* Begin *
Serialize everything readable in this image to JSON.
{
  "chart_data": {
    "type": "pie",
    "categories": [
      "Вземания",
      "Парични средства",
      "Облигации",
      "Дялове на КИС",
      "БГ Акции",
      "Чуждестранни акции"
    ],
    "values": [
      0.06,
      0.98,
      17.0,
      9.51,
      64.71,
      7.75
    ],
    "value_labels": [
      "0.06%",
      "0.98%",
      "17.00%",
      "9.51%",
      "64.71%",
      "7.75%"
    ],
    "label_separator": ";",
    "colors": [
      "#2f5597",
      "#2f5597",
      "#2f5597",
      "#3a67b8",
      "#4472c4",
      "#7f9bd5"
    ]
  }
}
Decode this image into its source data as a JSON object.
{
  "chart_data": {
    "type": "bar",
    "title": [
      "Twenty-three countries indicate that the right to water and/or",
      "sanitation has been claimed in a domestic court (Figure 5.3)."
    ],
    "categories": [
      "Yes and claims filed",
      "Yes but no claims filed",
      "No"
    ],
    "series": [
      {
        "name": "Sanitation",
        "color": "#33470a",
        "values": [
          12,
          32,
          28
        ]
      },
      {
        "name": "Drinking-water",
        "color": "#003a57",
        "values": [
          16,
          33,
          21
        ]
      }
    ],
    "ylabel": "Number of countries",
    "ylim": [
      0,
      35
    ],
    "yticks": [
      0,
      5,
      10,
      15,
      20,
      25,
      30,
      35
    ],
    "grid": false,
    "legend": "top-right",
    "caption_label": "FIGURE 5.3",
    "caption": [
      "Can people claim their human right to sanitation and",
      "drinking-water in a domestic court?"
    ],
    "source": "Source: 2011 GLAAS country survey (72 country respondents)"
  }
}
* End *
**THE EXERCISE:** Give back all the records exactly as they stand.

**FULL ANSWER:**
Serialize everything readable in this image to JSON.
{
  "chart_data": {
    "type": "pie",
    "categories": [
      "Вземания",
      "Парични средства",
      "Облигации",
      "Дялове на КИС",
      "БГ Акции",
      "Чуждестранни акции"
    ],
    "values": [
      0.06,
      0.98,
      17.0,
      9.51,
      64.71,
      7.75
    ],
    "value_labels": [
      "0.06%",
      "0.98%",
      "17.00%",
      "9.51%",
      "64.71%",
      "7.75%"
    ],
    "label_separator": ";",
    "colors": [
      "#2f5597",
      "#2f5597",
      "#2f5597",
      "#3a67b8",
      "#4472c4",
      "#7f9bd5"
    ]
  }
}
Decode this image into its source data as a JSON object.
{
  "chart_data": {
    "type": "bar",
    "title": [
      "Twenty-three countries indicate that the right to water and/or",
      "sanitation has been claimed in a domestic court (Figure 5.3)."
    ],
    "categories": [
      "Yes and claims filed",
      "Yes but no claims filed",
      "No"
    ],
    "series": [
      {
        "name": "Sanitation",
        "color": "#33470a",
        "values": [
          12,
          32,
          28
        ]
      },
      {
        "name": "Drinking-water",
        "color": "#003a57",
        "values": [
          16,
          33,
          21
        ]
      }
    ],
    "ylabel": "Number of countries",
    "ylim": [
      0,
      35
    ],
    "yticks": [
      0,
      5,
      10,
      15,
      20,
      25,
      30,
      35
    ],
    "grid": false,
    "legend": "top-right",
    "caption_label": "FIGURE 5.3",
    "caption": [
      "Can people claim their human right to sanitation and",
      "drinking-water in a domestic court?"
    ],
    "source": "Source: 2011 GLAAS country survey (72 country respondents)"
  }
}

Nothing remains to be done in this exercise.